> _WHAT NEEDS TO BE DONE_: Check each line of the listing for the word "Passivation" and report how many lines contain it, giving nothing but the number.

-- Start of RECORDS SUPPLIED --

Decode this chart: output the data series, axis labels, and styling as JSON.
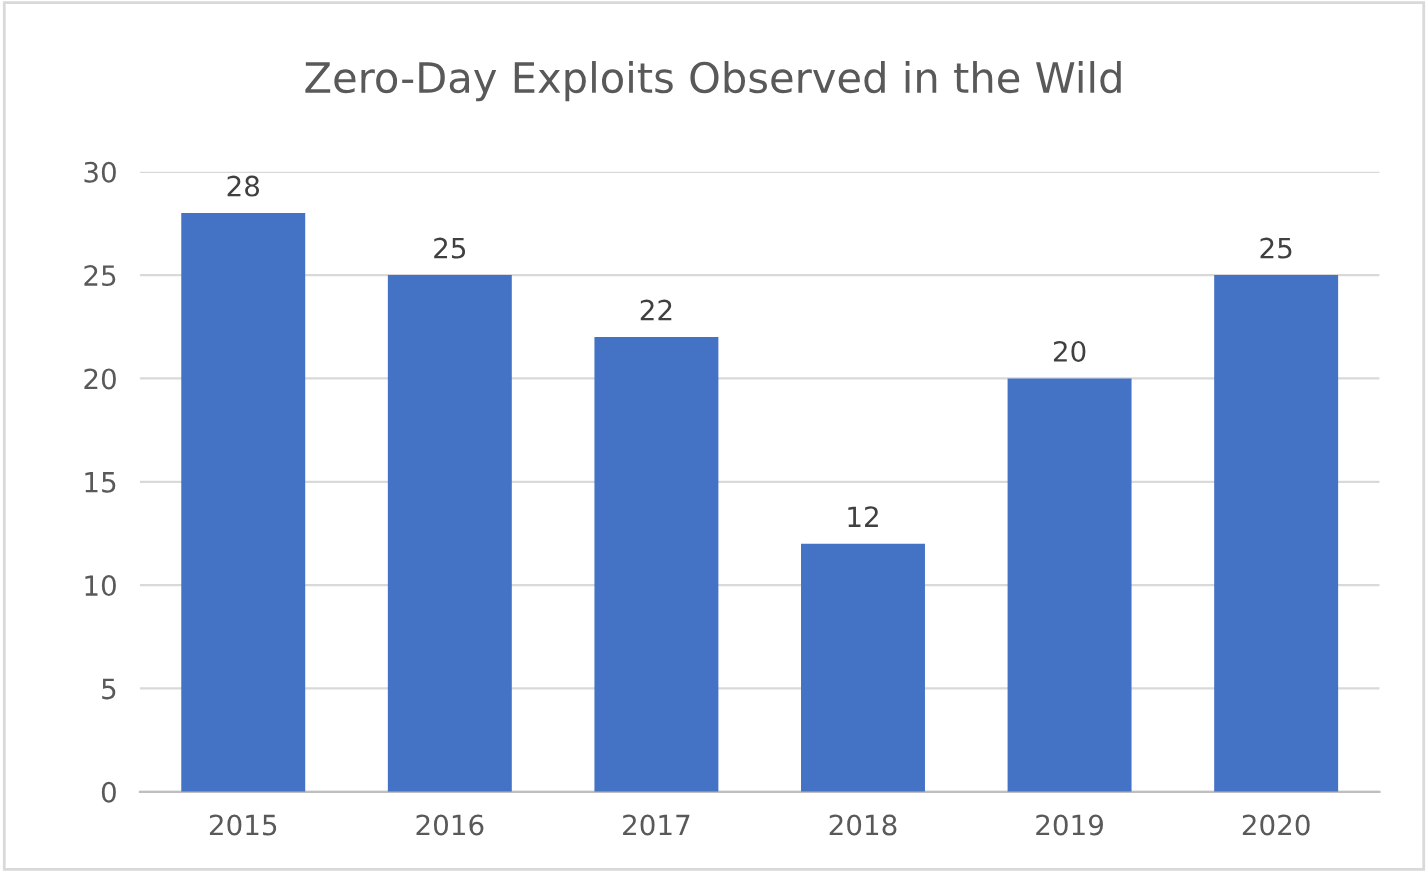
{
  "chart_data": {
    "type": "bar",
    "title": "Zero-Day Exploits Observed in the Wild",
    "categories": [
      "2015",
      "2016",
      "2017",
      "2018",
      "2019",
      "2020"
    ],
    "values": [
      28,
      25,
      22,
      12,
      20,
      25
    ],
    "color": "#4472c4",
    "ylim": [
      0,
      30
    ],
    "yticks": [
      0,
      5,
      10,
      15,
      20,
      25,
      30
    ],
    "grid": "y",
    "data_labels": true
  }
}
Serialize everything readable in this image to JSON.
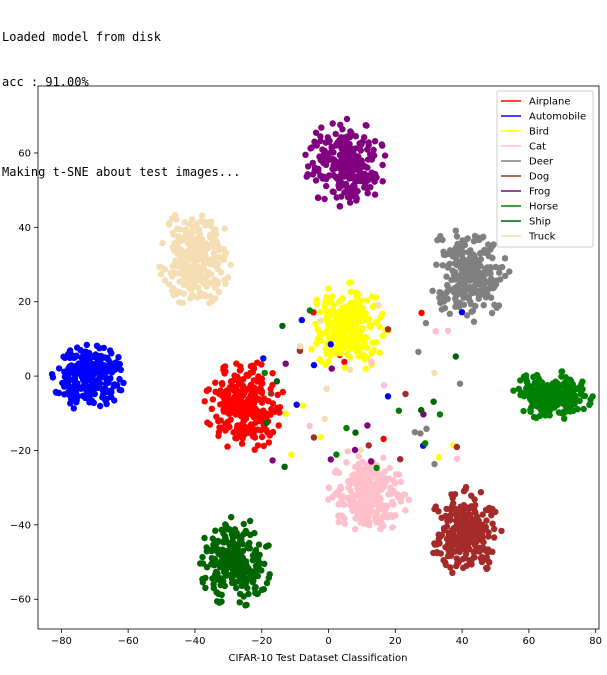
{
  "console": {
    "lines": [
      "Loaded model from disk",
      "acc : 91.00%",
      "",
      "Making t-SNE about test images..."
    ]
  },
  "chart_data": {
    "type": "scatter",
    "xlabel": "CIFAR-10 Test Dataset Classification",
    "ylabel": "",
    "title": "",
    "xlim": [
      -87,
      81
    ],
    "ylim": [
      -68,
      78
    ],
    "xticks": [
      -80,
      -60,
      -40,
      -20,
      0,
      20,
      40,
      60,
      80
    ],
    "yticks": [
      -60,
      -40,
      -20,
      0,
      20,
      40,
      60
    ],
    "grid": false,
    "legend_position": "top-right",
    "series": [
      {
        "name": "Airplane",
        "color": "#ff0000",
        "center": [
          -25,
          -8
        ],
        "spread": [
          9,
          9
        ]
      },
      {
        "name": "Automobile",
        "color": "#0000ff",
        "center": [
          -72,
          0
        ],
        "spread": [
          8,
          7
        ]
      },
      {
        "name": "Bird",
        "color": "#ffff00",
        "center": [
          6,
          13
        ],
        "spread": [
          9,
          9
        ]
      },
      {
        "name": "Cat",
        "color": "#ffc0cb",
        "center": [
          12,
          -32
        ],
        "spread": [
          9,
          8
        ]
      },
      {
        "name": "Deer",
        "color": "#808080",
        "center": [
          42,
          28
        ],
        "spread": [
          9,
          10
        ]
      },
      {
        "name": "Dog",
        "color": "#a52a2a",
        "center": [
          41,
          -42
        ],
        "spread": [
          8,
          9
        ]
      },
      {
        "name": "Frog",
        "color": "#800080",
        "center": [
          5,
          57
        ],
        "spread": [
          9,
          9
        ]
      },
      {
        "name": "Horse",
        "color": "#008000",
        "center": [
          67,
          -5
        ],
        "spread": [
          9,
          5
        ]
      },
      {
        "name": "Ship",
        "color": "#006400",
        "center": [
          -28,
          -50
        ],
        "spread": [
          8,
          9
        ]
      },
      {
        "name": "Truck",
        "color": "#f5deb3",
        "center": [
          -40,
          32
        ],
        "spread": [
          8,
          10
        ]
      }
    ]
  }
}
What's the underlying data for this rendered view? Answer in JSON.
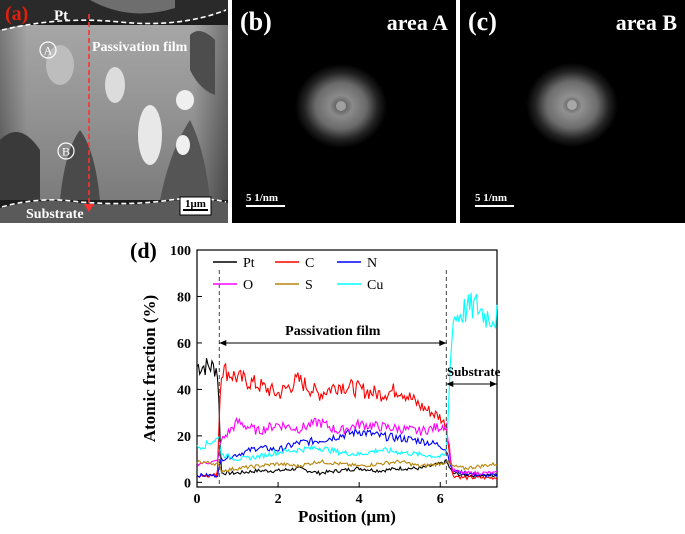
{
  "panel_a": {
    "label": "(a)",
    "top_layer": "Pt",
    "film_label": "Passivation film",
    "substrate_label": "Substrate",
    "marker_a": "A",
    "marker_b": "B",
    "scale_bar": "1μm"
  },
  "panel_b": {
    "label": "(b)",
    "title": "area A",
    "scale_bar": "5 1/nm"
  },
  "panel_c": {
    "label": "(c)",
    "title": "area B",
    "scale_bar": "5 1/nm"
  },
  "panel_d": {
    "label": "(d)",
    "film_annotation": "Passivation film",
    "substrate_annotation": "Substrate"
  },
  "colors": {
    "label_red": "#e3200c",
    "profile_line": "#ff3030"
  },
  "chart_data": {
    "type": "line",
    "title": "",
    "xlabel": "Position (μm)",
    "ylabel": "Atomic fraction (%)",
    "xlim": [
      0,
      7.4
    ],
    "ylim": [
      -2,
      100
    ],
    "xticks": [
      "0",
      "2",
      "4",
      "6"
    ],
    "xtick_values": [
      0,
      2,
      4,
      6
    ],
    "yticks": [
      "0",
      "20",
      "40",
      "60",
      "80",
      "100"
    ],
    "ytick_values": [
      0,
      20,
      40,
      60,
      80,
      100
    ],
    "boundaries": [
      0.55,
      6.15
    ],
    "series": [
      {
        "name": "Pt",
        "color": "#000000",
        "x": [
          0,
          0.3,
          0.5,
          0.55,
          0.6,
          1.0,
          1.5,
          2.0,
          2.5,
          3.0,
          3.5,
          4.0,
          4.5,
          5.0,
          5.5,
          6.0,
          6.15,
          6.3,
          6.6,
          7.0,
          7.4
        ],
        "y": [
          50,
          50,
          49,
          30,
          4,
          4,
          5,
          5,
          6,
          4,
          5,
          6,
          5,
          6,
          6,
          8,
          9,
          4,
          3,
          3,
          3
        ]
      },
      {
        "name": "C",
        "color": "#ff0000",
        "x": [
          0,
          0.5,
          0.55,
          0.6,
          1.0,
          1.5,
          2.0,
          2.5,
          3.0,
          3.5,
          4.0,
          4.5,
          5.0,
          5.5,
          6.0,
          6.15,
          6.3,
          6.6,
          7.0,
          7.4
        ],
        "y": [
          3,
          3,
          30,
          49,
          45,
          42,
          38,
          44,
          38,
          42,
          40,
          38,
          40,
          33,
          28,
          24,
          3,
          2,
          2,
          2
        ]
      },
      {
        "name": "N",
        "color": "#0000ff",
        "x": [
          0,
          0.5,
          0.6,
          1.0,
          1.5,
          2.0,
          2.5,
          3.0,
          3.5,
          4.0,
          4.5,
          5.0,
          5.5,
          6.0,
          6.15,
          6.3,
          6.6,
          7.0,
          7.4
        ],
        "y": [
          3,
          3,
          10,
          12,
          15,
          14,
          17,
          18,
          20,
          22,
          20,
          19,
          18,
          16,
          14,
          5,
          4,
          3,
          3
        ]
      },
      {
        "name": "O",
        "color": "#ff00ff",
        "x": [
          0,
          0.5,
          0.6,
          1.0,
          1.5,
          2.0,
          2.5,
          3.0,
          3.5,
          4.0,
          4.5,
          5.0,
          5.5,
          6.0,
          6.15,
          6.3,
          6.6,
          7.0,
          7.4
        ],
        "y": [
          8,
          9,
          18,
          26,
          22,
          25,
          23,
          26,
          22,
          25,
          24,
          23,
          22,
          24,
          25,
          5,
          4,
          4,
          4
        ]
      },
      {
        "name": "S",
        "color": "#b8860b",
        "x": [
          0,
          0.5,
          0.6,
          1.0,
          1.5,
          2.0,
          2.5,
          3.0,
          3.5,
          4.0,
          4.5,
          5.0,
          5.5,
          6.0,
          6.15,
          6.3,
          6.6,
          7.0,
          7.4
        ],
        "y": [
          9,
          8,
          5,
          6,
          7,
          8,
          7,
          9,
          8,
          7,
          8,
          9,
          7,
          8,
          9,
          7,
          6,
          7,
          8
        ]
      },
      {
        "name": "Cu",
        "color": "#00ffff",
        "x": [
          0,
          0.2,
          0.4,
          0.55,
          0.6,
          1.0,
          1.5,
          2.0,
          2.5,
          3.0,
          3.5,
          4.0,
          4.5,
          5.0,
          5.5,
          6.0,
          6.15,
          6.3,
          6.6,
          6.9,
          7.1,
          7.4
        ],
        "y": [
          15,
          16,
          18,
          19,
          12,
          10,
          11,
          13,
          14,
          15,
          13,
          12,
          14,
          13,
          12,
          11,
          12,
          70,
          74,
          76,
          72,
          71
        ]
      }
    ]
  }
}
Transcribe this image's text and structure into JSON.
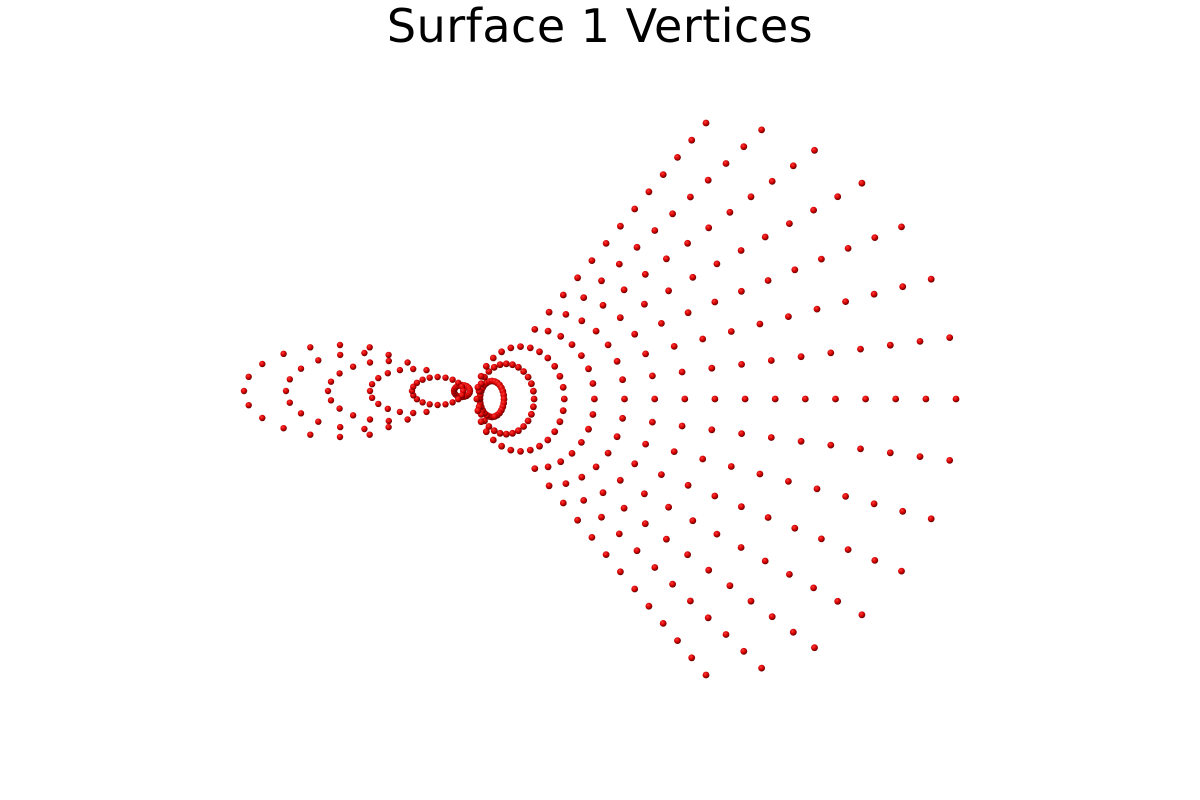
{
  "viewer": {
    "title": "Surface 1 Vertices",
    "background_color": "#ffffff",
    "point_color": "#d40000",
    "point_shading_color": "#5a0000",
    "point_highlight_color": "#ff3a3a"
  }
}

-- End of RECORDS SUPPLIED --

> _FINISHED EXERCISE_: 2